Supplied information:
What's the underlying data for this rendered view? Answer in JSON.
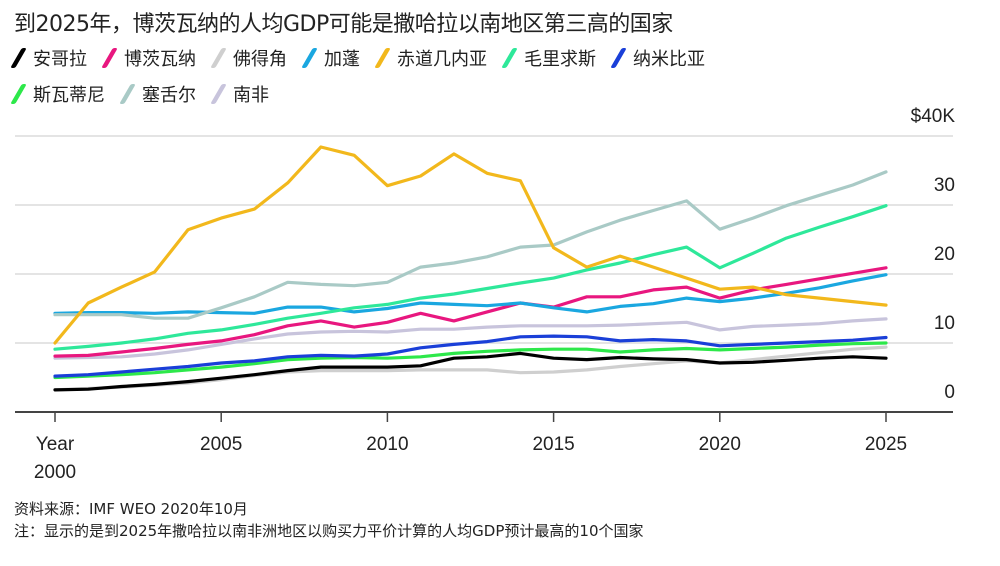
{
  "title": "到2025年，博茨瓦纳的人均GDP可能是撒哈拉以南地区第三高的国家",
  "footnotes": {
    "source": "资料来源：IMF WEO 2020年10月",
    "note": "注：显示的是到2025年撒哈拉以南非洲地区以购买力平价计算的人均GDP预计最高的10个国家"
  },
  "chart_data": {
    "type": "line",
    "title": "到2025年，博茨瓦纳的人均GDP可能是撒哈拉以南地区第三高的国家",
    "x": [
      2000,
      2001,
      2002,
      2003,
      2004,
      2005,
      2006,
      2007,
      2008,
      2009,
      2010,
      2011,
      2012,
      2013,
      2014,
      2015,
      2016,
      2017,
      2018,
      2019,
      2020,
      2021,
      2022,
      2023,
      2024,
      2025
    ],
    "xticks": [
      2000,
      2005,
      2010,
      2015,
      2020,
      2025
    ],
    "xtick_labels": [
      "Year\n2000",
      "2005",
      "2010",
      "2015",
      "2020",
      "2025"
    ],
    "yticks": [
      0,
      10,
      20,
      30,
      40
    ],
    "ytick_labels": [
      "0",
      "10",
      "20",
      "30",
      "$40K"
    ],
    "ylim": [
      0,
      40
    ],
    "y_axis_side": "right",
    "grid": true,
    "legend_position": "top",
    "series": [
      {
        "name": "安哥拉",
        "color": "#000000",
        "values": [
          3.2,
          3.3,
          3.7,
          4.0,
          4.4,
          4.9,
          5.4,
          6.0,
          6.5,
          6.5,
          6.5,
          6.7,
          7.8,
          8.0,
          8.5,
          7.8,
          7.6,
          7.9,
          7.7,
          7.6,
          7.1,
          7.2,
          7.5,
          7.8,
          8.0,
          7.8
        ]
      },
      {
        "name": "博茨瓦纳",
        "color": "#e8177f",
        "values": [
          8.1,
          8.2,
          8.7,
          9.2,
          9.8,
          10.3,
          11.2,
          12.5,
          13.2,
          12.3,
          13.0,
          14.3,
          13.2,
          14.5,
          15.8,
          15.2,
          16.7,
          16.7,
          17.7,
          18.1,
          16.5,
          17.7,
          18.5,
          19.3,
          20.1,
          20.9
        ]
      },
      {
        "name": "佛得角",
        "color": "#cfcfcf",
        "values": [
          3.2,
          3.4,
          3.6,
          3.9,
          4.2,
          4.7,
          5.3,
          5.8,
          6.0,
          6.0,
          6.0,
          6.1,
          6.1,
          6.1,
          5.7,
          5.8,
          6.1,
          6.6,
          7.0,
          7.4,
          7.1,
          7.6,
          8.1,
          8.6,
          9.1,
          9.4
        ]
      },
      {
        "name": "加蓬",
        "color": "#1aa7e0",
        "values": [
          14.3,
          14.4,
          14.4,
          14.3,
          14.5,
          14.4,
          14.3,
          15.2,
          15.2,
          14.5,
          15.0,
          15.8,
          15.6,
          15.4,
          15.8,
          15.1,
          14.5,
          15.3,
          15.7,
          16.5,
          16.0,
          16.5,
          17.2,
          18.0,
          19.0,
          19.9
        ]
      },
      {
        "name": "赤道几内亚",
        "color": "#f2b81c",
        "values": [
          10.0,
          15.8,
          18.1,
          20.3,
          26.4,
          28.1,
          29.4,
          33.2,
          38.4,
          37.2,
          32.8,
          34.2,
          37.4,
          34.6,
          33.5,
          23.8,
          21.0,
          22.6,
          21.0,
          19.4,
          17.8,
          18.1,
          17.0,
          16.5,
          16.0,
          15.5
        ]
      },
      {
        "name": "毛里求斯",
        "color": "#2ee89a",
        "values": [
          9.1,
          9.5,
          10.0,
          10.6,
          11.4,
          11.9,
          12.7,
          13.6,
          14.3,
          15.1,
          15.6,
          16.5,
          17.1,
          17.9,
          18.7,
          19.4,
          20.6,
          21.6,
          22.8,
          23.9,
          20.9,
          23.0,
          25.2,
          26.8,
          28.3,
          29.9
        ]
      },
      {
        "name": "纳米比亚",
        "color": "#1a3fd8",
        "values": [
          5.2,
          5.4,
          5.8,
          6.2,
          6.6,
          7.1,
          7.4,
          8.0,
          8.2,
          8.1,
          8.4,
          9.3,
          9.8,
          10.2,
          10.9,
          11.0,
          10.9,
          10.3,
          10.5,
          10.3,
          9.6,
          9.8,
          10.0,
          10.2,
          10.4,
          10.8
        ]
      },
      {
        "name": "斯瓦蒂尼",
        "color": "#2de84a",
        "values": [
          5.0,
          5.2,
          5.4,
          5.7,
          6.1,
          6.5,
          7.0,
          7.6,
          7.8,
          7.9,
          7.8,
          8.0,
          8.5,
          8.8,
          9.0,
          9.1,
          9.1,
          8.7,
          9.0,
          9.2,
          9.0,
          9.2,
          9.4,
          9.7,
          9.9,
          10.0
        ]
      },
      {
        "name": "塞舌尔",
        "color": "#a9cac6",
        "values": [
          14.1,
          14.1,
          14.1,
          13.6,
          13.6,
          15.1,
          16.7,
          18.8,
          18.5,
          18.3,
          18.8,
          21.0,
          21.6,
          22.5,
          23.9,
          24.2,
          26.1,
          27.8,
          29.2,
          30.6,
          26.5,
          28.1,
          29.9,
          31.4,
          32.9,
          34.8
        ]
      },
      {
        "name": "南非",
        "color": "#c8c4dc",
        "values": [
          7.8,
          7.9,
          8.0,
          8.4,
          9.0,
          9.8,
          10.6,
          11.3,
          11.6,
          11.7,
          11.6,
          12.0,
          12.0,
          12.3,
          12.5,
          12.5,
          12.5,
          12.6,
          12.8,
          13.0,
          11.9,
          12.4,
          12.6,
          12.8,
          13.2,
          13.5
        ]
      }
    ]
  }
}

Requirement:
The records above are to be reproduced exactly; the pictures are to be left out.

Exercise result:
What's the underlying data for this rendered view? Answer in JSON.
{
  "title": "到2025年，博茨瓦纳的人均GDP可能是撒哈拉以南地区第三高的国家",
  "footnotes": {
    "source": "资料来源：IMF WEO 2020年10月",
    "note": "注：显示的是到2025年撒哈拉以南非洲地区以购买力平价计算的人均GDP预计最高的10个国家"
  },
  "chart_data": {
    "type": "line",
    "title": "到2025年，博茨瓦纳的人均GDP可能是撒哈拉以南地区第三高的国家",
    "x": [
      2000,
      2001,
      2002,
      2003,
      2004,
      2005,
      2006,
      2007,
      2008,
      2009,
      2010,
      2011,
      2012,
      2013,
      2014,
      2015,
      2016,
      2017,
      2018,
      2019,
      2020,
      2021,
      2022,
      2023,
      2024,
      2025
    ],
    "xticks": [
      2000,
      2005,
      2010,
      2015,
      2020,
      2025
    ],
    "xtick_labels": [
      "Year\n2000",
      "2005",
      "2010",
      "2015",
      "2020",
      "2025"
    ],
    "yticks": [
      0,
      10,
      20,
      30,
      40
    ],
    "ytick_labels": [
      "0",
      "10",
      "20",
      "30",
      "$40K"
    ],
    "ylim": [
      0,
      40
    ],
    "y_axis_side": "right",
    "grid": true,
    "legend_position": "top",
    "series": [
      {
        "name": "安哥拉",
        "color": "#000000",
        "values": [
          3.2,
          3.3,
          3.7,
          4.0,
          4.4,
          4.9,
          5.4,
          6.0,
          6.5,
          6.5,
          6.5,
          6.7,
          7.8,
          8.0,
          8.5,
          7.8,
          7.6,
          7.9,
          7.7,
          7.6,
          7.1,
          7.2,
          7.5,
          7.8,
          8.0,
          7.8
        ]
      },
      {
        "name": "博茨瓦纳",
        "color": "#e8177f",
        "values": [
          8.1,
          8.2,
          8.7,
          9.2,
          9.8,
          10.3,
          11.2,
          12.5,
          13.2,
          12.3,
          13.0,
          14.3,
          13.2,
          14.5,
          15.8,
          15.2,
          16.7,
          16.7,
          17.7,
          18.1,
          16.5,
          17.7,
          18.5,
          19.3,
          20.1,
          20.9
        ]
      },
      {
        "name": "佛得角",
        "color": "#cfcfcf",
        "values": [
          3.2,
          3.4,
          3.6,
          3.9,
          4.2,
          4.7,
          5.3,
          5.8,
          6.0,
          6.0,
          6.0,
          6.1,
          6.1,
          6.1,
          5.7,
          5.8,
          6.1,
          6.6,
          7.0,
          7.4,
          7.1,
          7.6,
          8.1,
          8.6,
          9.1,
          9.4
        ]
      },
      {
        "name": "加蓬",
        "color": "#1aa7e0",
        "values": [
          14.3,
          14.4,
          14.4,
          14.3,
          14.5,
          14.4,
          14.3,
          15.2,
          15.2,
          14.5,
          15.0,
          15.8,
          15.6,
          15.4,
          15.8,
          15.1,
          14.5,
          15.3,
          15.7,
          16.5,
          16.0,
          16.5,
          17.2,
          18.0,
          19.0,
          19.9
        ]
      },
      {
        "name": "赤道几内亚",
        "color": "#f2b81c",
        "values": [
          10.0,
          15.8,
          18.1,
          20.3,
          26.4,
          28.1,
          29.4,
          33.2,
          38.4,
          37.2,
          32.8,
          34.2,
          37.4,
          34.6,
          33.5,
          23.8,
          21.0,
          22.6,
          21.0,
          19.4,
          17.8,
          18.1,
          17.0,
          16.5,
          16.0,
          15.5
        ]
      },
      {
        "name": "毛里求斯",
        "color": "#2ee89a",
        "values": [
          9.1,
          9.5,
          10.0,
          10.6,
          11.4,
          11.9,
          12.7,
          13.6,
          14.3,
          15.1,
          15.6,
          16.5,
          17.1,
          17.9,
          18.7,
          19.4,
          20.6,
          21.6,
          22.8,
          23.9,
          20.9,
          23.0,
          25.2,
          26.8,
          28.3,
          29.9
        ]
      },
      {
        "name": "纳米比亚",
        "color": "#1a3fd8",
        "values": [
          5.2,
          5.4,
          5.8,
          6.2,
          6.6,
          7.1,
          7.4,
          8.0,
          8.2,
          8.1,
          8.4,
          9.3,
          9.8,
          10.2,
          10.9,
          11.0,
          10.9,
          10.3,
          10.5,
          10.3,
          9.6,
          9.8,
          10.0,
          10.2,
          10.4,
          10.8
        ]
      },
      {
        "name": "斯瓦蒂尼",
        "color": "#2de84a",
        "values": [
          5.0,
          5.2,
          5.4,
          5.7,
          6.1,
          6.5,
          7.0,
          7.6,
          7.8,
          7.9,
          7.8,
          8.0,
          8.5,
          8.8,
          9.0,
          9.1,
          9.1,
          8.7,
          9.0,
          9.2,
          9.0,
          9.2,
          9.4,
          9.7,
          9.9,
          10.0
        ]
      },
      {
        "name": "塞舌尔",
        "color": "#a9cac6",
        "values": [
          14.1,
          14.1,
          14.1,
          13.6,
          13.6,
          15.1,
          16.7,
          18.8,
          18.5,
          18.3,
          18.8,
          21.0,
          21.6,
          22.5,
          23.9,
          24.2,
          26.1,
          27.8,
          29.2,
          30.6,
          26.5,
          28.1,
          29.9,
          31.4,
          32.9,
          34.8
        ]
      },
      {
        "name": "南非",
        "color": "#c8c4dc",
        "values": [
          7.8,
          7.9,
          8.0,
          8.4,
          9.0,
          9.8,
          10.6,
          11.3,
          11.6,
          11.7,
          11.6,
          12.0,
          12.0,
          12.3,
          12.5,
          12.5,
          12.5,
          12.6,
          12.8,
          13.0,
          11.9,
          12.4,
          12.6,
          12.8,
          13.2,
          13.5
        ]
      }
    ]
  }
}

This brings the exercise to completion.